Collection entries
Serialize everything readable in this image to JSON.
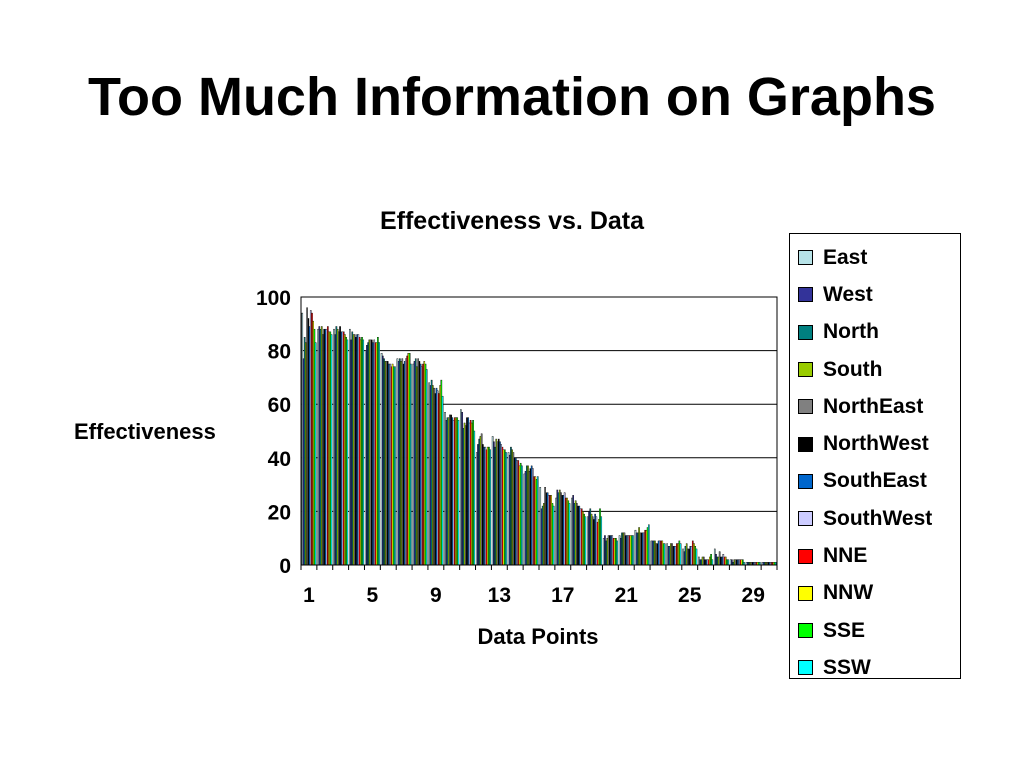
{
  "page": {
    "title": "Too Much Information on Graphs"
  },
  "chart_data": {
    "type": "bar",
    "title": "Effectiveness vs. Data",
    "xlabel": "Data Points",
    "ylabel": "Effectiveness",
    "ylim": [
      0,
      100
    ],
    "yticks": [
      0,
      20,
      40,
      60,
      80,
      100
    ],
    "x_tick_labels": [
      "1",
      "5",
      "9",
      "13",
      "17",
      "21",
      "25",
      "29"
    ],
    "grid": true,
    "legend": "right",
    "categories": [
      "1",
      "2",
      "3",
      "4",
      "5",
      "6",
      "7",
      "8",
      "9",
      "10",
      "11",
      "12",
      "13",
      "14",
      "15",
      "16",
      "17",
      "18",
      "19",
      "20",
      "21",
      "22",
      "23",
      "24",
      "25",
      "26",
      "27",
      "28",
      "29",
      "30"
    ],
    "series": [
      {
        "name": "East",
        "color": "#B7E3E8",
        "values": [
          94,
          88,
          88,
          88,
          80,
          79,
          77,
          75,
          68,
          57,
          58,
          42,
          48,
          42,
          34,
          29,
          25,
          25,
          18,
          10,
          11,
          13,
          9,
          8,
          6,
          3,
          6,
          2,
          1,
          1
        ]
      },
      {
        "name": "West",
        "color": "#333399",
        "values": [
          77,
          89,
          86,
          84,
          82,
          78,
          76,
          76,
          67,
          54,
          57,
          45,
          46,
          41,
          35,
          21,
          28,
          26,
          20,
          11,
          10,
          12,
          9,
          7,
          5,
          2,
          4,
          2,
          1,
          1
        ]
      },
      {
        "name": "North",
        "color": "#008080",
        "values": [
          85,
          88,
          89,
          87,
          83,
          77,
          77,
          77,
          69,
          55,
          51,
          47,
          44,
          44,
          37,
          22,
          27,
          23,
          21,
          9,
          12,
          12,
          9,
          7,
          7,
          2,
          3,
          1,
          1,
          1
        ]
      },
      {
        "name": "South",
        "color": "#99CC00",
        "values": [
          83,
          89,
          88,
          86,
          84,
          76,
          76,
          74,
          67,
          55,
          53,
          48,
          47,
          43,
          37,
          23,
          28,
          24,
          19,
          10,
          12,
          14,
          9,
          8,
          8,
          3,
          3,
          2,
          1,
          1
        ]
      },
      {
        "name": "NorthEast",
        "color": "#808080",
        "values": [
          96,
          86,
          87,
          86,
          84,
          76,
          77,
          77,
          66,
          56,
          52,
          49,
          46,
          42,
          35,
          29,
          27,
          23,
          18,
          11,
          12,
          12,
          8,
          8,
          6,
          3,
          5,
          2,
          1,
          1
        ]
      },
      {
        "name": "NorthWest",
        "color": "#000000",
        "values": [
          92,
          88,
          89,
          85,
          84,
          76,
          75,
          76,
          64,
          56,
          55,
          45,
          47,
          40,
          36,
          27,
          26,
          22,
          17,
          11,
          11,
          12,
          8,
          7,
          6,
          2,
          3,
          2,
          1,
          1
        ]
      },
      {
        "name": "SouthEast",
        "color": "#0066CC",
        "values": [
          89,
          88,
          87,
          86,
          83,
          75,
          76,
          75,
          66,
          55,
          55,
          44,
          46,
          40,
          37,
          27,
          26,
          22,
          19,
          11,
          11,
          12,
          9,
          7,
          7,
          2,
          3,
          2,
          1,
          1
        ]
      },
      {
        "name": "SouthWest",
        "color": "#CCCCFF",
        "values": [
          95,
          88,
          87,
          86,
          84,
          75,
          77,
          74,
          65,
          54,
          53,
          44,
          45,
          39,
          36,
          26,
          27,
          21,
          18,
          11,
          11,
          12,
          9,
          7,
          7,
          2,
          4,
          2,
          1,
          1
        ]
      },
      {
        "name": "NNE",
        "color": "#FF0000",
        "values": [
          94,
          89,
          87,
          85,
          83,
          74,
          78,
          75,
          64,
          55,
          54,
          43,
          44,
          39,
          33,
          26,
          25,
          21,
          16,
          10,
          11,
          13,
          9,
          8,
          9,
          2,
          3,
          2,
          1,
          1
        ]
      },
      {
        "name": "NNW",
        "color": "#FFFF00",
        "values": [
          91,
          87,
          86,
          84,
          83,
          75,
          79,
          76,
          67,
          55,
          53,
          44,
          43,
          37,
          33,
          26,
          25,
          20,
          17,
          10,
          11,
          13,
          9,
          8,
          8,
          3,
          3,
          2,
          1,
          1
        ]
      },
      {
        "name": "SSE",
        "color": "#00FF00",
        "values": [
          88,
          87,
          85,
          85,
          85,
          74,
          79,
          75,
          69,
          55,
          54,
          44,
          43,
          38,
          32,
          23,
          24,
          19,
          21,
          10,
          11,
          14,
          8,
          9,
          7,
          4,
          2,
          2,
          1,
          1
        ]
      },
      {
        "name": "SSW",
        "color": "#00FFFF",
        "values": [
          83,
          86,
          84,
          84,
          83,
          74,
          75,
          73,
          63,
          54,
          50,
          43,
          42,
          37,
          33,
          22,
          23,
          18,
          18,
          9,
          11,
          15,
          8,
          8,
          6,
          2,
          2,
          1,
          1,
          1
        ]
      }
    ]
  }
}
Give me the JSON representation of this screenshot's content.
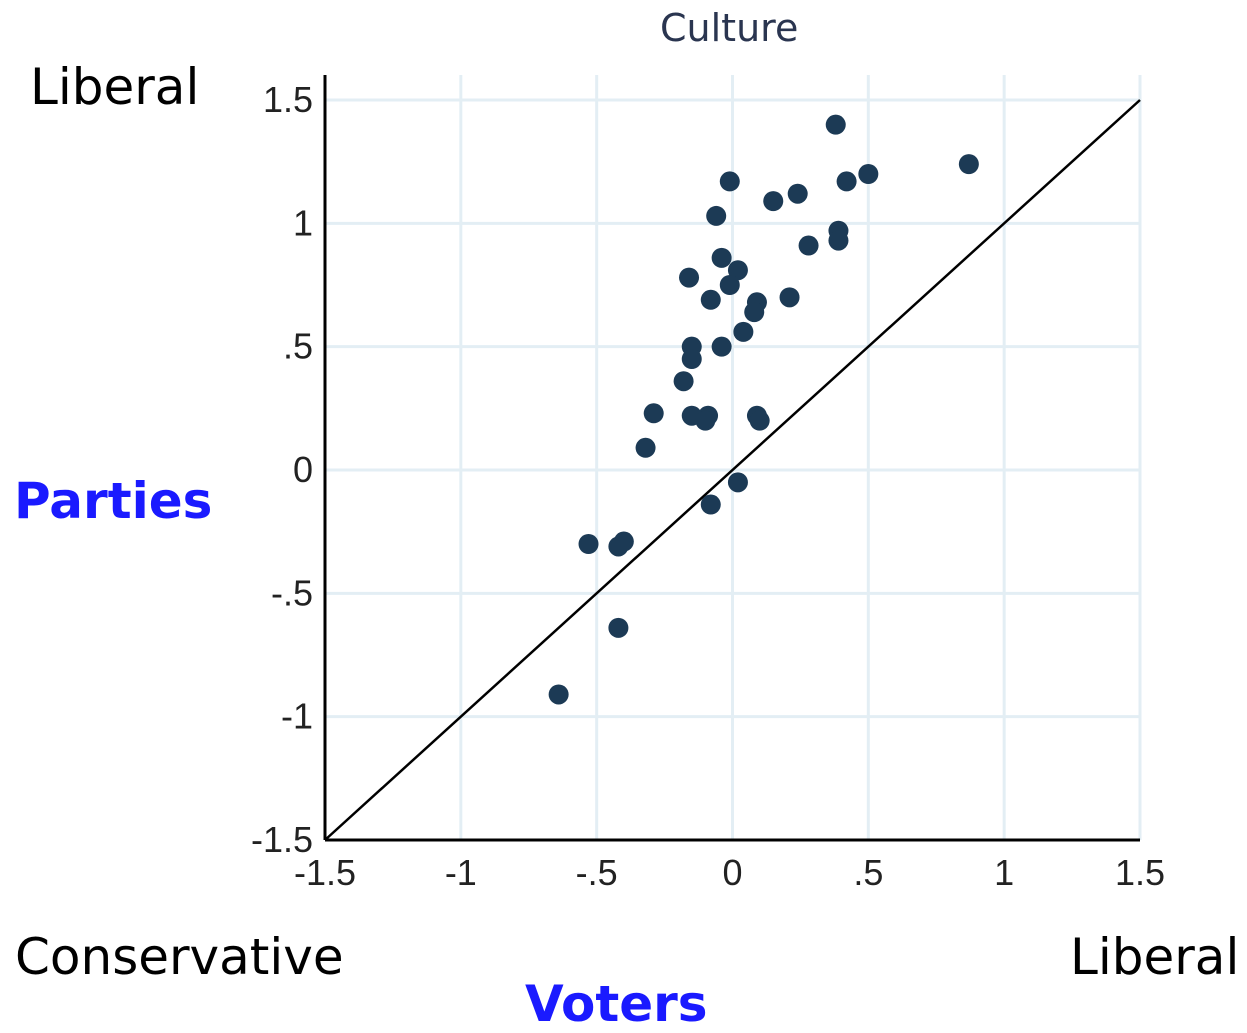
{
  "labels": {
    "y_top": "Liberal",
    "y_axis": "Parties",
    "x_left": "Conservative",
    "x_right": "Liberal",
    "x_axis": "Voters"
  },
  "colors": {
    "accent": "#1a1aff",
    "point": "#1c3a55",
    "grid": "#e3eef4",
    "axis": "#000000"
  },
  "chart_data": {
    "type": "scatter",
    "title": "Culture",
    "xlabel": "Voters",
    "ylabel": "Parties",
    "xlim": [
      -1.5,
      1.5
    ],
    "ylim": [
      -1.5,
      1.5
    ],
    "grid": true,
    "x_ticks": [
      -1.5,
      -1,
      -0.5,
      0,
      0.5,
      1,
      1.5
    ],
    "x_tick_labels": [
      "-1.5",
      "-1",
      "-.5",
      "0",
      ".5",
      "1",
      "1.5"
    ],
    "y_ticks": [
      -1.5,
      -1,
      -0.5,
      0,
      0.5,
      1,
      1.5
    ],
    "y_tick_labels": [
      "-1.5",
      "-1",
      "-.5",
      "0",
      ".5",
      "1",
      "1.5"
    ],
    "reference_line": {
      "from": [
        -1.5,
        -1.5
      ],
      "to": [
        1.5,
        1.5
      ]
    },
    "points": [
      {
        "x": 0.38,
        "y": 1.4
      },
      {
        "x": 0.5,
        "y": 1.2
      },
      {
        "x": 0.42,
        "y": 1.17
      },
      {
        "x": 0.87,
        "y": 1.24
      },
      {
        "x": -0.01,
        "y": 1.17
      },
      {
        "x": 0.24,
        "y": 1.12
      },
      {
        "x": 0.15,
        "y": 1.09
      },
      {
        "x": -0.06,
        "y": 1.03
      },
      {
        "x": 0.39,
        "y": 0.97
      },
      {
        "x": 0.39,
        "y": 0.93
      },
      {
        "x": 0.28,
        "y": 0.91
      },
      {
        "x": -0.04,
        "y": 0.86
      },
      {
        "x": 0.02,
        "y": 0.81
      },
      {
        "x": -0.16,
        "y": 0.78
      },
      {
        "x": -0.01,
        "y": 0.75
      },
      {
        "x": -0.08,
        "y": 0.69
      },
      {
        "x": 0.09,
        "y": 0.68
      },
      {
        "x": 0.21,
        "y": 0.7
      },
      {
        "x": 0.08,
        "y": 0.64
      },
      {
        "x": 0.04,
        "y": 0.56
      },
      {
        "x": -0.15,
        "y": 0.5
      },
      {
        "x": -0.04,
        "y": 0.5
      },
      {
        "x": -0.15,
        "y": 0.45
      },
      {
        "x": -0.18,
        "y": 0.36
      },
      {
        "x": -0.29,
        "y": 0.23
      },
      {
        "x": -0.15,
        "y": 0.22
      },
      {
        "x": -0.09,
        "y": 0.22
      },
      {
        "x": -0.1,
        "y": 0.2
      },
      {
        "x": 0.09,
        "y": 0.22
      },
      {
        "x": 0.1,
        "y": 0.2
      },
      {
        "x": -0.32,
        "y": 0.09
      },
      {
        "x": 0.02,
        "y": -0.05
      },
      {
        "x": -0.08,
        "y": -0.14
      },
      {
        "x": -0.53,
        "y": -0.3
      },
      {
        "x": -0.4,
        "y": -0.29
      },
      {
        "x": -0.42,
        "y": -0.31
      },
      {
        "x": -0.42,
        "y": -0.64
      },
      {
        "x": -0.64,
        "y": -0.91
      }
    ]
  }
}
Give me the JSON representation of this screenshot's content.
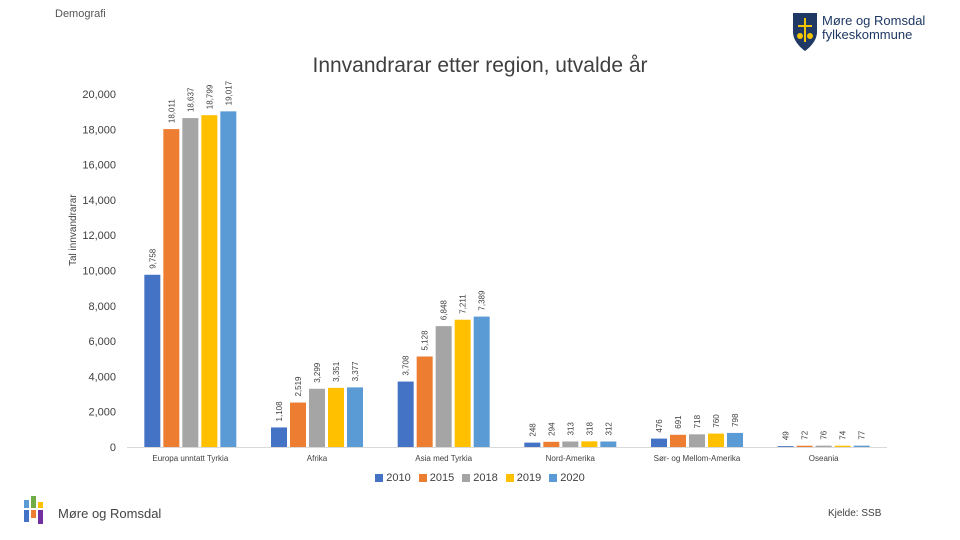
{
  "header": {
    "section_label": "Demografi",
    "logo_text_line1": "Møre og Romsdal",
    "logo_text_line2": "fylkeskommune"
  },
  "footer": {
    "org_name": "Møre og Romsdal",
    "source": "Kjelde: SSB"
  },
  "colors": {
    "2010": "#4472c4",
    "2015": "#ed7d31",
    "2018": "#a5a5a5",
    "2019": "#ffc000",
    "2020": "#5b9bd5",
    "logo_blue": "#1f3864",
    "logo_gold": "#f2c500"
  },
  "chart_data": {
    "type": "bar",
    "title": "Innvandrarar etter region, utvalde år",
    "ylabel": "Tal innvandrarar",
    "xlabel": "",
    "ylim": [
      0,
      20000
    ],
    "yticks": [
      "0",
      "2,000",
      "4,000",
      "6,000",
      "8,000",
      "10,000",
      "12,000",
      "14,000",
      "16,000",
      "18,000",
      "20,000"
    ],
    "categories": [
      "Europa unntatt Tyrkia",
      "Afrika",
      "Asia med Tyrkia",
      "Nord-Amerika",
      "Sør- og Mellom-Amerika",
      "Oseania"
    ],
    "series": [
      {
        "name": "2010",
        "values": [
          9758,
          1108,
          3708,
          248,
          476,
          49
        ]
      },
      {
        "name": "2015",
        "values": [
          18011,
          2519,
          5128,
          294,
          691,
          72
        ]
      },
      {
        "name": "2018",
        "values": [
          18637,
          3299,
          6848,
          313,
          718,
          76
        ]
      },
      {
        "name": "2019",
        "values": [
          18799,
          3351,
          7211,
          318,
          760,
          74
        ]
      },
      {
        "name": "2020",
        "values": [
          19017,
          3377,
          7389,
          312,
          798,
          77
        ]
      }
    ],
    "value_labels": [
      [
        "9,758",
        "1,108",
        "3,708",
        "248",
        "476",
        "49"
      ],
      [
        "18,011",
        "2,519",
        "5,128",
        "294",
        "691",
        "72"
      ],
      [
        "18,637",
        "3,299",
        "6,848",
        "313",
        "718",
        "76"
      ],
      [
        "18,799",
        "3,351",
        "7,211",
        "318",
        "760",
        "74"
      ],
      [
        "19,017",
        "3,377",
        "7,389",
        "312",
        "798",
        "77"
      ]
    ],
    "grid": false,
    "legend_position": "bottom"
  }
}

### YOUR TASK
For the listing above, identify each line bearing "Romsdal".

### TASK RESPONSE
    "logo_text_line1": "Møre og Romsdal",
    "org_name": "Møre og Romsdal",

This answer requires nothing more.